> [Written instruction] Write out the material exactly, without any of its pictures.

> [Material for this task]
════════════════════

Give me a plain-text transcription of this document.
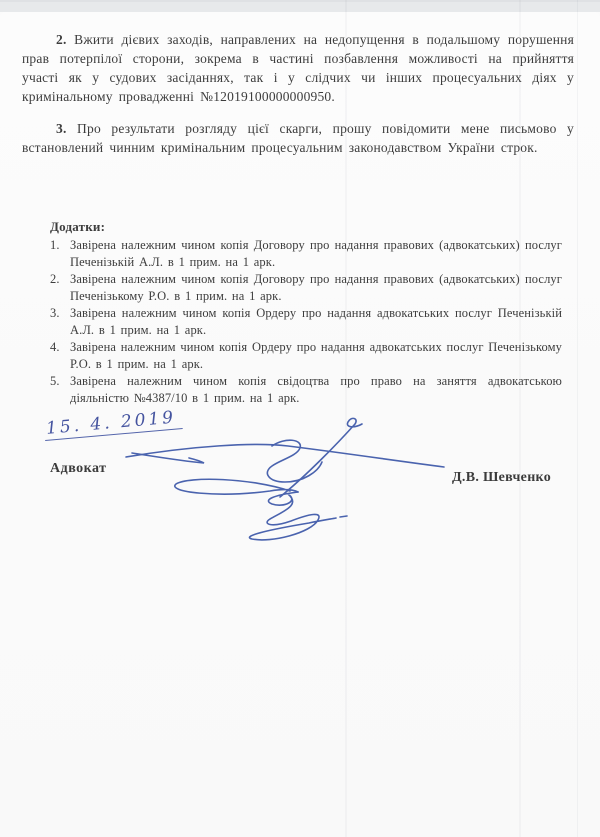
2. Вжити дієвих заходів, направлених на недопущення в подальшому порушення прав потерпілої сторони, зокрема в частині позбавлення можливості на прийняття участі як у судових засіданнях, так і у слідчих чи інших процесуальних діях у кримінальному провадженні №12019100000000950.

3. Про результати розгляду цієї скарги, прошу повідомити мене письмово у встановлений чинним кримінальним процесуальним законодавством України строк.

Додатки:

1. Завірена належним чином копія Договору про надання правових (адвокатських) послуг Печенізькій А.Л. в 1 прим. на 1 арк.
2. Завірена належним чином копія Договору про надання правових (адвокатських) послуг Печенізькому Р.О. в 1 прим. на 1 арк.
3. Завірена належним чином копія Ордеру про надання адвокатських послуг Печенізькій А.Л. в 1 прим. на 1 арк.
4. Завірена належним чином копія Ордеру про надання адвокатських послуг Печенізькому Р.О. в 1 прим. на 1 арк.
5. Завірена належним чином копія свідоцтва про право на заняття адвокатською діяльністю №4387/10 в 1 прим. на 1 арк.
15. 4. 2019
Адвокат
Д.В. Шевченко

════════════════════

> [Answer in full]
Give me a plain-text transcription of this document.
2. Вжити дієвих заходів, направлених на недопущення в подальшому порушення прав потерпілої сторони, зокрема в частині позбавлення можливості на прийняття участі як у судових засіданнях, так і у слідчих чи інших процесуальних діях у кримінальному провадженні №12019100000000950.

3. Про результати розгляду цієї скарги, прошу повідомити мене письмово у встановлений чинним кримінальним процесуальним законодавством України строк.

Додатки:

1. Завірена належним чином копія Договору про надання правових (адвокатських) послуг Печенізькій А.Л. в 1 прим. на 1 арк.
2. Завірена належним чином копія Договору про надання правових (адвокатських) послуг Печенізькому Р.О. в 1 прим. на 1 арк.
3. Завірена належним чином копія Ордеру про надання адвокатських послуг Печенізькій А.Л. в 1 прим. на 1 арк.
4. Завірена належним чином копія Ордеру про надання адвокатських послуг Печенізькому Р.О. в 1 прим. на 1 арк.
5. Завірена належним чином копія свідоцтва про право на заняття адвокатською діяльністю №4387/10 в 1 прим. на 1 арк.
15. 4. 2019
Адвокат
Д.В. Шевченко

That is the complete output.